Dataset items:
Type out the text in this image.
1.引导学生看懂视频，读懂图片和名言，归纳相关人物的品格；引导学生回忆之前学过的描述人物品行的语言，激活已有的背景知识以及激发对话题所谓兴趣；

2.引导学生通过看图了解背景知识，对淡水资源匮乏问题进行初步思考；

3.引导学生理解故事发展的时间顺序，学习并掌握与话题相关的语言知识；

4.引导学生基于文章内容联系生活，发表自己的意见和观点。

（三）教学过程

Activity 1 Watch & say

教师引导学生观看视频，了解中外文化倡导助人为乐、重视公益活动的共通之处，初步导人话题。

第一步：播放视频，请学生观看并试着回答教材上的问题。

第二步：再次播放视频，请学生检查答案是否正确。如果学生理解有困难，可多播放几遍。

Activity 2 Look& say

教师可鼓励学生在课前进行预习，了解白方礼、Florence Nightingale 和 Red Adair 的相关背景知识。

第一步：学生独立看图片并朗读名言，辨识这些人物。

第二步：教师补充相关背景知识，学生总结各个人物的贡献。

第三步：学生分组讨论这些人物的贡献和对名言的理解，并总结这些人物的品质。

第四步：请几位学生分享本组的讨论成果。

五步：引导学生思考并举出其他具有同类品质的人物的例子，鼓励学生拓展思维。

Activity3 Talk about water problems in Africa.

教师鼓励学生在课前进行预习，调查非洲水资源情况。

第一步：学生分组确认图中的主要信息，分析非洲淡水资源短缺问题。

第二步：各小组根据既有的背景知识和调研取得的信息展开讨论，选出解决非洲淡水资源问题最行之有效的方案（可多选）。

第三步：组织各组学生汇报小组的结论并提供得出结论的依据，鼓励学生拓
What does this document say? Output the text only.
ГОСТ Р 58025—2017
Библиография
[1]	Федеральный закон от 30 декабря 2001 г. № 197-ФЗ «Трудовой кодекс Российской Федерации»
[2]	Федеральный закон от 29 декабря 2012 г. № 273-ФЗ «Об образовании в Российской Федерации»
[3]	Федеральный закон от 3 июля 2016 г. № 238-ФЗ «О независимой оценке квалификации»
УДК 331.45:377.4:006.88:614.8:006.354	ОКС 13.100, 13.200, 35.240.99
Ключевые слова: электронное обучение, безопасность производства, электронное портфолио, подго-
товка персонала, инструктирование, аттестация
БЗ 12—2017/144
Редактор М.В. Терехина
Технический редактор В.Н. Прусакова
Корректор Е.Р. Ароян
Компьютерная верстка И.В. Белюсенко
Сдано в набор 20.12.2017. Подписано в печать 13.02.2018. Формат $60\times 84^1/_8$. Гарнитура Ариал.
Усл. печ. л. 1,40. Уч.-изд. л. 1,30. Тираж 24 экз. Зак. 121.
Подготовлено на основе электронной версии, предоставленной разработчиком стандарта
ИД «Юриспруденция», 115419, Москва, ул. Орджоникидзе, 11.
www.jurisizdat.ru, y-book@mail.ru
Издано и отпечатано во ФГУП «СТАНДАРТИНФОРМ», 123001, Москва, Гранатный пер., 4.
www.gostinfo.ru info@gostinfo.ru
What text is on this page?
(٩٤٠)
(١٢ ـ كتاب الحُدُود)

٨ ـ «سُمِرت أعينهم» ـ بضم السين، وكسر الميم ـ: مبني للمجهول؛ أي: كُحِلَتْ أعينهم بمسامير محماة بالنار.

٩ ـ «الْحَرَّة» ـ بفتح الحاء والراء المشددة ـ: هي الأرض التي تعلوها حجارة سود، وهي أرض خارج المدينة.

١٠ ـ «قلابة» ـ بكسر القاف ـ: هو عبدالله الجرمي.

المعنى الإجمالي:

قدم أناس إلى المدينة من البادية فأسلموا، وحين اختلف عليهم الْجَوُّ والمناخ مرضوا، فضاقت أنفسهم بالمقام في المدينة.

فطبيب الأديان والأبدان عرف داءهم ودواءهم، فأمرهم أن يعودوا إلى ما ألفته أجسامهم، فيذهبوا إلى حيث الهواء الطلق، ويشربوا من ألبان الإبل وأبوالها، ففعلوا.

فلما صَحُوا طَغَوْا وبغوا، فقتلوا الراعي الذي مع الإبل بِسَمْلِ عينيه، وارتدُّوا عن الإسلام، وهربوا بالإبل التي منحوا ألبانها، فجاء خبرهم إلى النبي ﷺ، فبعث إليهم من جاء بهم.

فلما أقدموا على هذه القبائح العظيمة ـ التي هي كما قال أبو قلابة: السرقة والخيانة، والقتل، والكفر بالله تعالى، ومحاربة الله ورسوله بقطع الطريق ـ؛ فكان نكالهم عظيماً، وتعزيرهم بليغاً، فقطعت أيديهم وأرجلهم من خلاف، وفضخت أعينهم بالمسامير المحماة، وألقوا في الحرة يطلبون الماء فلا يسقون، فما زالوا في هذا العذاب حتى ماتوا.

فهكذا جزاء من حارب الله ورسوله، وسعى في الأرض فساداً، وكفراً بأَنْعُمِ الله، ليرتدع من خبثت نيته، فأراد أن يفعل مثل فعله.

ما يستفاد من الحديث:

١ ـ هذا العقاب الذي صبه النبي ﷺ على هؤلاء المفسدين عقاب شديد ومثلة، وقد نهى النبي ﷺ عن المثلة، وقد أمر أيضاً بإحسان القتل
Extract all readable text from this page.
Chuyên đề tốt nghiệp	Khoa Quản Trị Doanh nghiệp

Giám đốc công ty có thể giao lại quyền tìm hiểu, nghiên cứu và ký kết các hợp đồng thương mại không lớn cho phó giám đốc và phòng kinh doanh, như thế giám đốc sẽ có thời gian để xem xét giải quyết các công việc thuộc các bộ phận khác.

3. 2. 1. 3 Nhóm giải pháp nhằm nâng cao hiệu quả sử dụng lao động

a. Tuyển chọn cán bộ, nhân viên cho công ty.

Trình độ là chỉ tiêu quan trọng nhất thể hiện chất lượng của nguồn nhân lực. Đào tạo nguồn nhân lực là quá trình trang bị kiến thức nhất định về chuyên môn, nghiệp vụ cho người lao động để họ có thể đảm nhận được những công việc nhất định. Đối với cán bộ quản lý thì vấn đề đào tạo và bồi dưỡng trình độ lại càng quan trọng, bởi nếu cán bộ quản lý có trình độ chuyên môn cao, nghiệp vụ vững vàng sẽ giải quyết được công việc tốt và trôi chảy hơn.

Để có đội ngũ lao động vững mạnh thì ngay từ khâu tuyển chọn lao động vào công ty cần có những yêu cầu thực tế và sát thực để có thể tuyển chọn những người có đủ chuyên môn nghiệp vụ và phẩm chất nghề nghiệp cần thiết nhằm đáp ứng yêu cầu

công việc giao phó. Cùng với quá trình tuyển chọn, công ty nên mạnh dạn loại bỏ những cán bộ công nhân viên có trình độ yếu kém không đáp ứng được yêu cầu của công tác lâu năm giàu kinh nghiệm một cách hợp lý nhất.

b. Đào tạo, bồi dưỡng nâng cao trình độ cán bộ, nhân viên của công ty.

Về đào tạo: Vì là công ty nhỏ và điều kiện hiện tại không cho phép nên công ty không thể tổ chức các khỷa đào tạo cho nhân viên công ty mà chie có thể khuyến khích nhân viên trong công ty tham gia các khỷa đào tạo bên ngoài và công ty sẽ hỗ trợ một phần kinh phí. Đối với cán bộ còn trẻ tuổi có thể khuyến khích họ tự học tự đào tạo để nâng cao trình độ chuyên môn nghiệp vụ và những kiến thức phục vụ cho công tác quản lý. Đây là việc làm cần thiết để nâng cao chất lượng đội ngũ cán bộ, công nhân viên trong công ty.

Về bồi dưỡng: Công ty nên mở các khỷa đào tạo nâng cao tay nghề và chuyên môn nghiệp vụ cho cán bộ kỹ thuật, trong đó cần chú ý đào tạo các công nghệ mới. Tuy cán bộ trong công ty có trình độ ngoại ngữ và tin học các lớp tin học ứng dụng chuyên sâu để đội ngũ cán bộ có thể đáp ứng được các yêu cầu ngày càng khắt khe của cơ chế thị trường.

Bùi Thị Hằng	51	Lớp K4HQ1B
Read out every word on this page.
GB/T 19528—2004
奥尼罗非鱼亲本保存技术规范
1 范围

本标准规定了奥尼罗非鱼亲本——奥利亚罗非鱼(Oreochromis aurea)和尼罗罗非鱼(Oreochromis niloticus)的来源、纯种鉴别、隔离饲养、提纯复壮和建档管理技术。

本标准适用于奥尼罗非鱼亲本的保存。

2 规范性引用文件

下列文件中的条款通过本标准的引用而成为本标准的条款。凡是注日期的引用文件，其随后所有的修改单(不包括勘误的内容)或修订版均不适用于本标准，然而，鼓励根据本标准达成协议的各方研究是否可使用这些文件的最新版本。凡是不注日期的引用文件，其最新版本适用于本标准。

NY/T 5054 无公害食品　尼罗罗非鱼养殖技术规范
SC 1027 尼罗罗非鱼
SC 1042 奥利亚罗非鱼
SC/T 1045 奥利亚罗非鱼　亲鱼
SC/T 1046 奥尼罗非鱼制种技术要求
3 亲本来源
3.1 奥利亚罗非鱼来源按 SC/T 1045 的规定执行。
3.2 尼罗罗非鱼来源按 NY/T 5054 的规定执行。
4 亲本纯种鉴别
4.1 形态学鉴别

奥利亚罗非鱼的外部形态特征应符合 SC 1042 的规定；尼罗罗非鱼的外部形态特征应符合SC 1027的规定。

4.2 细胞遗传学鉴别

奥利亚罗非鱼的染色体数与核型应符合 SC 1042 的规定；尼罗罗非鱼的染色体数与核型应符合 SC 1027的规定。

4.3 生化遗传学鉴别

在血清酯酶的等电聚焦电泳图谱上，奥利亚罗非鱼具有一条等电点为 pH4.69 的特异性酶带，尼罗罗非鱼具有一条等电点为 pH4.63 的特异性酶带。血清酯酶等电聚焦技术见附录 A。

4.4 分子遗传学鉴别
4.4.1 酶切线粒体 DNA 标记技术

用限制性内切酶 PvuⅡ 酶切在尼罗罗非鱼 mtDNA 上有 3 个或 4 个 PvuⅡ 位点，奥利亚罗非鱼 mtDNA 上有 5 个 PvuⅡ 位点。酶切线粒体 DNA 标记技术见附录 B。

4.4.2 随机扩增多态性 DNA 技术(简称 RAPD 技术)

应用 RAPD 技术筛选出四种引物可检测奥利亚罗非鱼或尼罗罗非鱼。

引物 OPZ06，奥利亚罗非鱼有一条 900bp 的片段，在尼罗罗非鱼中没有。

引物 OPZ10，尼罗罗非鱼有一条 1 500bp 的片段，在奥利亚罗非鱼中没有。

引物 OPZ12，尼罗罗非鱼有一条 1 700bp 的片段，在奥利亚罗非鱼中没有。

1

- **Goal**: Look through the material and say how many lines hold "giao". Give the number only.

- **Reply to the exercise**: 2